*DIRECTIONS FOR THIS TASK:* Each entry below should be written out exactly as it is, with no pictures.

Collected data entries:
···

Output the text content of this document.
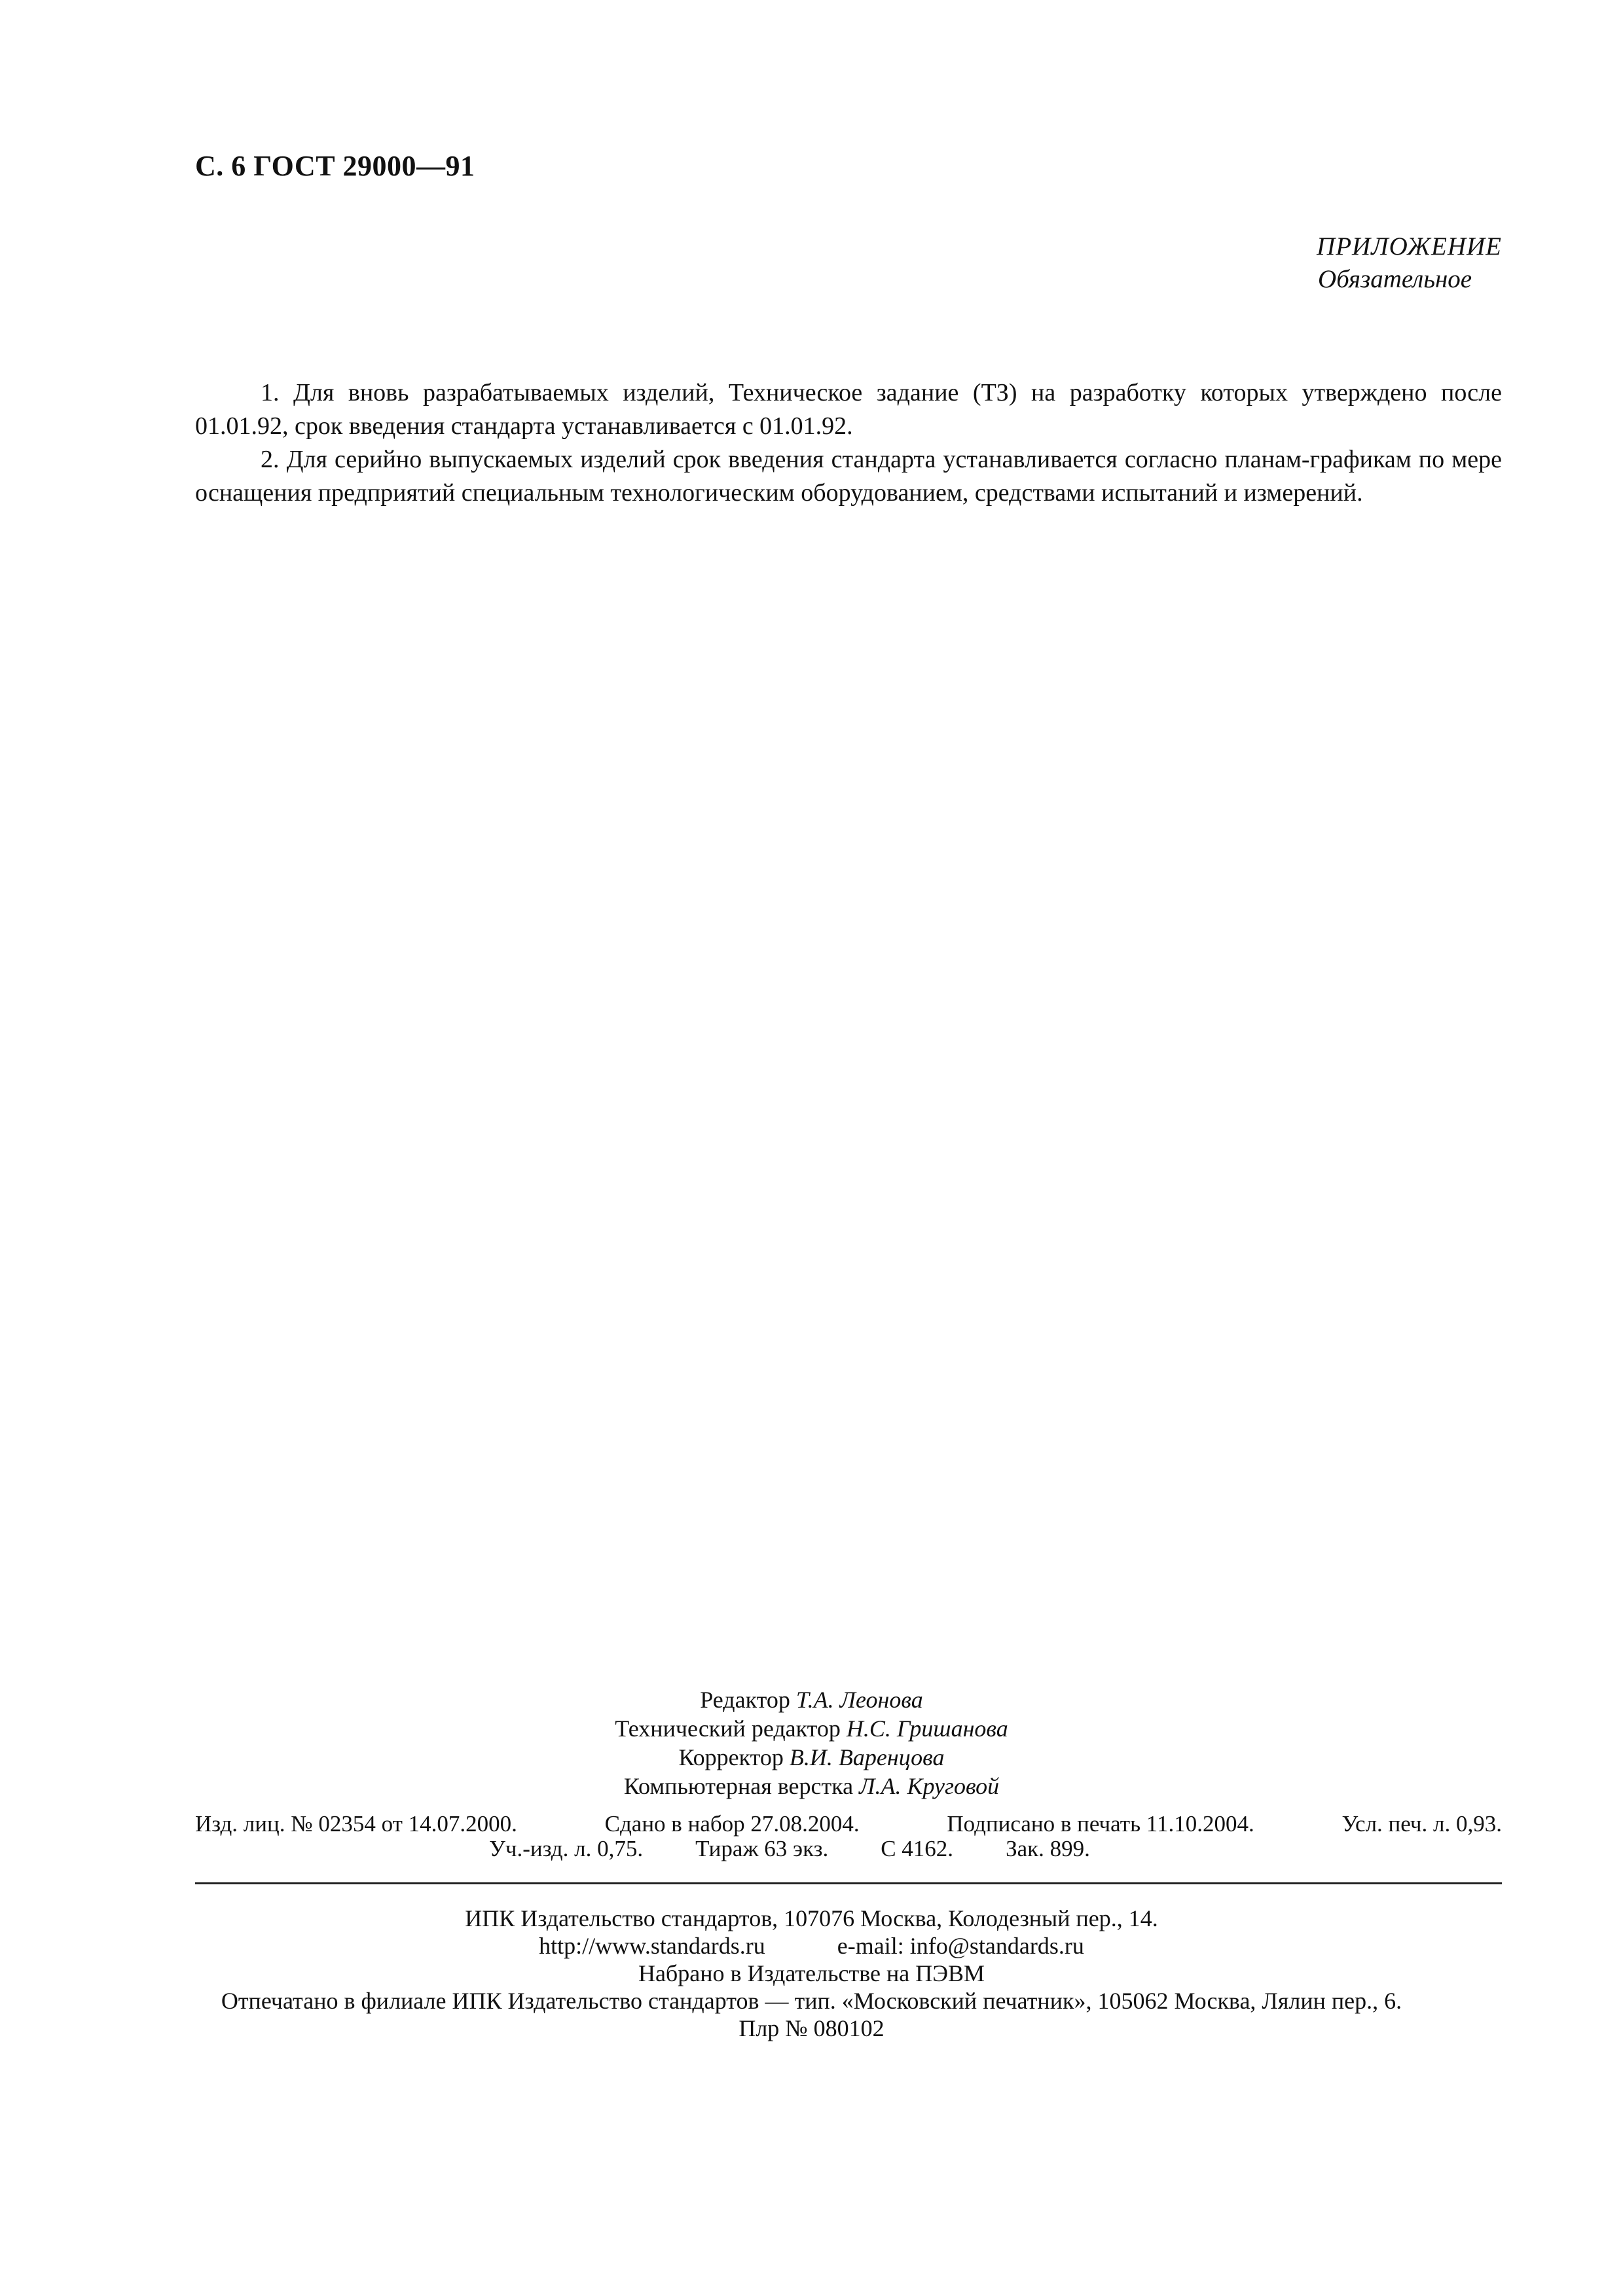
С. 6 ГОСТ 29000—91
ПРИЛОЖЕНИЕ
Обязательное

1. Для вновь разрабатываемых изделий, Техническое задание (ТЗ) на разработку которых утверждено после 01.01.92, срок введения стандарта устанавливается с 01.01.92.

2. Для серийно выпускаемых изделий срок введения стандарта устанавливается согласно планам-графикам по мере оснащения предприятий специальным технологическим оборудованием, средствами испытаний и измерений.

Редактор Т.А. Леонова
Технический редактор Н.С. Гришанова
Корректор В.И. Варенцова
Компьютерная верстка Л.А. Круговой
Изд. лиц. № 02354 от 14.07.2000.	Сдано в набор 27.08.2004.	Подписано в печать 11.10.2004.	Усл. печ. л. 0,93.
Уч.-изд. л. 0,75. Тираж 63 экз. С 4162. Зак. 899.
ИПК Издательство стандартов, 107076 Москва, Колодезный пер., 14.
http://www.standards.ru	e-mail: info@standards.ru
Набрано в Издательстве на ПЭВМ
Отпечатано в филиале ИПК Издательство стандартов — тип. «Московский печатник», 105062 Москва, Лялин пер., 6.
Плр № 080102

···

*RESPONSE TO THIS TASK:*
Output the text content of this document.
С. 6 ГОСТ 29000—91
ПРИЛОЖЕНИЕ
Обязательное

1. Для вновь разрабатываемых изделий, Техническое задание (ТЗ) на разработку которых утверждено после 01.01.92, срок введения стандарта устанавливается с 01.01.92.

2. Для серийно выпускаемых изделий срок введения стандарта устанавливается согласно планам-графикам по мере оснащения предприятий специальным технологическим оборудованием, средствами испытаний и измерений.

Редактор Т.А. Леонова
Технический редактор Н.С. Гришанова
Корректор В.И. Варенцова
Компьютерная верстка Л.А. Круговой
Изд. лиц. № 02354 от 14.07.2000.	Сдано в набор 27.08.2004.	Подписано в печать 11.10.2004.	Усл. печ. л. 0,93.
Уч.-изд. л. 0,75. Тираж 63 экз. С 4162. Зак. 899.
ИПК Издательство стандартов, 107076 Москва, Колодезный пер., 14.
http://www.standards.ru	e-mail: info@standards.ru
Набрано в Издательстве на ПЭВМ
Отпечатано в филиале ИПК Издательство стандартов — тип. «Московский печатник», 105062 Москва, Лялин пер., 6.
Плр № 080102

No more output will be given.